*Instructions for the task:* Find every line of the records that has "Merkel" and return it.

*Document content entries:*

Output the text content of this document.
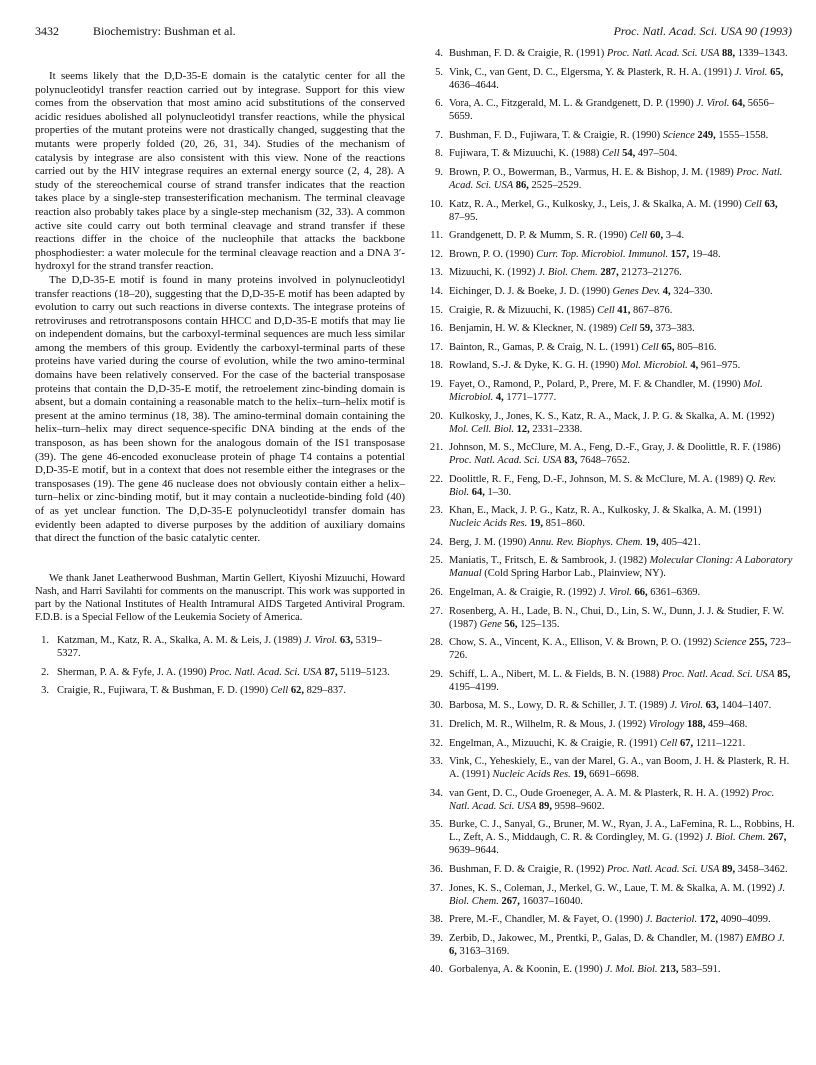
3432	Biochemistry: Bushman et al.	Proc. Natl. Acad. Sci. USA 90 (1993)

It seems likely that the D,D-35-E domain is the catalytic center for all the polynucleotidyl transfer reaction carried out by integrase. Support for this view comes from the observation that most amino acid substitutions of the conserved acidic residues abolished all polynucleotidyl transfer reactions, while the physical properties of the mutant proteins were not drastically changed, suggesting that the mutants were properly folded (20, 26, 31, 34). Studies of the mechanism of catalysis by integrase are also consistent with this view. None of the reactions carried out by the HIV integrase requires an external energy source (2, 4, 28). A study of the stereochemical course of strand transfer indicates that the reaction takes place by a single-step transesterification mechanism. The terminal cleavage reaction also probably takes place by a single-step mechanism (32, 33). A common active site could carry out both terminal cleavage and strand transfer if these reactions differ in the choice of the nucleophile that attacks the backbone phosphodiester: a water molecule for the terminal cleavage reaction and a DNA 3′-hydroxyl for the strand transfer reaction.

The D,D-35-E motif is found in many proteins involved in polynucleotidyl transfer reactions (18–20), suggesting that the D,D-35-E motif has been adapted by evolution to carry out such reactions in diverse contexts. The integrase proteins of retroviruses and retrotransposons contain HHCC and D,D-35-E motifs that may lie on independent domains, but the carboxyl-terminal sequences are much less similar among the members of this group. Evidently the carboxyl-terminal parts of these proteins have varied during the course of evolution, while the two amino-terminal domains have been relatively conserved. For the case of the bacterial transposase proteins that contain the D,D-35-E motif, the retroelement zinc-binding domain is absent, but a domain containing a reasonable match to the helix–turn–helix motif is present at the amino terminus (18, 38). The amino-terminal domain containing the helix–turn–helix may direct sequence-specific DNA binding at the ends of the transposon, as has been shown for the analogous domain of the IS1 transposase (39). The gene 46-encoded exonuclease protein of phage T4 contains a potential D,D-35-E motif, but in a context that does not resemble either the integrases or the transposases (19). The gene 46 nuclease does not obviously contain either a helix–turn–helix or zinc-binding motif, but it may contain a nucleotide-binding fold (40) of as yet unclear function. The D,D-35-E polynucleotidyl transfer domain has evidently been adapted to diverse purposes by the addition of auxiliary domains that direct the function of the basic catalytic center.

We thank Janet Leatherwood Bushman, Martin Gellert, Kiyoshi Mizuuchi, Howard Nash, and Harri Savilahti for comments on the manuscript. This work was supported in part by the National Institutes of Health Intramural AIDS Targeted Antiviral Program. F.D.B. is a Special Fellow of the Leukemia Society of America.

1. Katzman, M., Katz, R. A., Skalka, A. M. & Leis, J. (1989) J. Virol. 63, 5319–5327.
2. Sherman, P. A. & Fyfe, J. A. (1990) Proc. Natl. Acad. Sci. USA 87, 5119–5123.
3. Craigie, R., Fujiwara, T. & Bushman, F. D. (1990) Cell 62, 829–837.
4. Bushman, F. D. & Craigie, R. (1991) Proc. Natl. Acad. Sci. USA 88, 1339–1343.
5. Vink, C., van Gent, D. C., Elgersma, Y. & Plasterk, R. H. A. (1991) J. Virol. 65, 4636–4644.
6. Vora, A. C., Fitzgerald, M. L. & Grandgenett, D. P. (1990) J. Virol. 64, 5656–5659.
7. Bushman, F. D., Fujiwara, T. & Craigie, R. (1990) Science 249, 1555–1558.
8. Fujiwara, T. & Mizuuchi, K. (1988) Cell 54, 497–504.
9. Brown, P. O., Bowerman, B., Varmus, H. E. & Bishop, J. M. (1989) Proc. Natl. Acad. Sci. USA 86, 2525–2529.
10. Katz, R. A., Merkel, G., Kulkosky, J., Leis, J. & Skalka, A. M. (1990) Cell 63, 87–95.
11. Grandgenett, D. P. & Mumm, S. R. (1990) Cell 60, 3–4.
12. Brown, P. O. (1990) Curr. Top. Microbiol. Immunol. 157, 19–48.
13. Mizuuchi, K. (1992) J. Biol. Chem. 287, 21273–21276.
14. Eichinger, D. J. & Boeke, J. D. (1990) Genes Dev. 4, 324–330.
15. Craigie, R. & Mizuuchi, K. (1985) Cell 41, 867–876.
16. Benjamin, H. W. & Kleckner, N. (1989) Cell 59, 373–383.
17. Bainton, R., Gamas, P. & Craig, N. L. (1991) Cell 65, 805–816.
18. Rowland, S.-J. & Dyke, K. G. H. (1990) Mol. Microbiol. 4, 961–975.
19. Fayet, O., Ramond, P., Polard, P., Prere, M. F. & Chandler, M. (1990) Mol. Microbiol. 4, 1771–1777.
20. Kulkosky, J., Jones, K. S., Katz, R. A., Mack, J. P. G. & Skalka, A. M. (1992) Mol. Cell. Biol. 12, 2331–2338.
21. Johnson, M. S., McClure, M. A., Feng, D.-F., Gray, J. & Doolittle, R. F. (1986) Proc. Natl. Acad. Sci. USA 83, 7648–7652.
22. Doolittle, R. F., Feng, D.-F., Johnson, M. S. & McClure, M. A. (1989) Q. Rev. Biol. 64, 1–30.
23. Khan, E., Mack, J. P. G., Katz, R. A., Kulkosky, J. & Skalka, A. M. (1991) Nucleic Acids Res. 19, 851–860.
24. Berg, J. M. (1990) Annu. Rev. Biophys. Chem. 19, 405–421.
25. Maniatis, T., Fritsch, E. & Sambrook, J. (1982) Molecular Cloning: A Laboratory Manual (Cold Spring Harbor Lab., Plainview, NY).
26. Engelman, A. & Craigie, R. (1992) J. Virol. 66, 6361–6369.
27. Rosenberg, A. H., Lade, B. N., Chui, D., Lin, S. W., Dunn, J. J. & Studier, F. W. (1987) Gene 56, 125–135.
28. Chow, S. A., Vincent, K. A., Ellison, V. & Brown, P. O. (1992) Science 255, 723–726.
29. Schiff, L. A., Nibert, M. L. & Fields, B. N. (1988) Proc. Natl. Acad. Sci. USA 85, 4195–4199.
30. Barbosa, M. S., Lowy, D. R. & Schiller, J. T. (1989) J. Virol. 63, 1404–1407.
31. Drelich, M. R., Wilhelm, R. & Mous, J. (1992) Virology 188, 459–468.
32. Engelman, A., Mizuuchi, K. & Craigie, R. (1991) Cell 67, 1211–1221.
33. Vink, C., Yeheskiely, E., van der Marel, G. A., van Boom, J. H. & Plasterk, R. H. A. (1991) Nucleic Acids Res. 19, 6691–6698.
34. van Gent, D. C., Oude Groeneger, A. A. M. & Plasterk, R. H. A. (1992) Proc. Natl. Acad. Sci. USA 89, 9598–9602.
35. Burke, C. J., Sanyal, G., Bruner, M. W., Ryan, J. A., LaFemina, R. L., Robbins, H. L., Zeft, A. S., Middaugh, C. R. & Cordingley, M. G. (1992) J. Biol. Chem. 267, 9639–9644.
36. Bushman, F. D. & Craigie, R. (1992) Proc. Natl. Acad. Sci. USA 89, 3458–3462.
37. Jones, K. S., Coleman, J., Merkel, G. W., Laue, T. M. & Skalka, A. M. (1992) J. Biol. Chem. 267, 16037–16040.
38. Prere, M.-F., Chandler, M. & Fayet, O. (1990) J. Bacteriol. 172, 4090–4099.
39. Zerbib, D., Jakowec, M., Prentki, P., Galas, D. & Chandler, M. (1987) EMBO J. 6, 3163–3169.
40. Gorbalenya, A. & Koonin, E. (1990) J. Mol. Biol. 213, 583–591.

*Solution below:*
10. Katz, R. A., Merkel, G., Kulkosky, J., Leis, J. & Skalka, A. M. (1990) Cell 63, 87–95.
37. Jones, K. S., Coleman, J., Merkel, G. W., Laue, T. M. & Skalka, A. M. (1992) J. Biol. Chem. 267, 16037–16040.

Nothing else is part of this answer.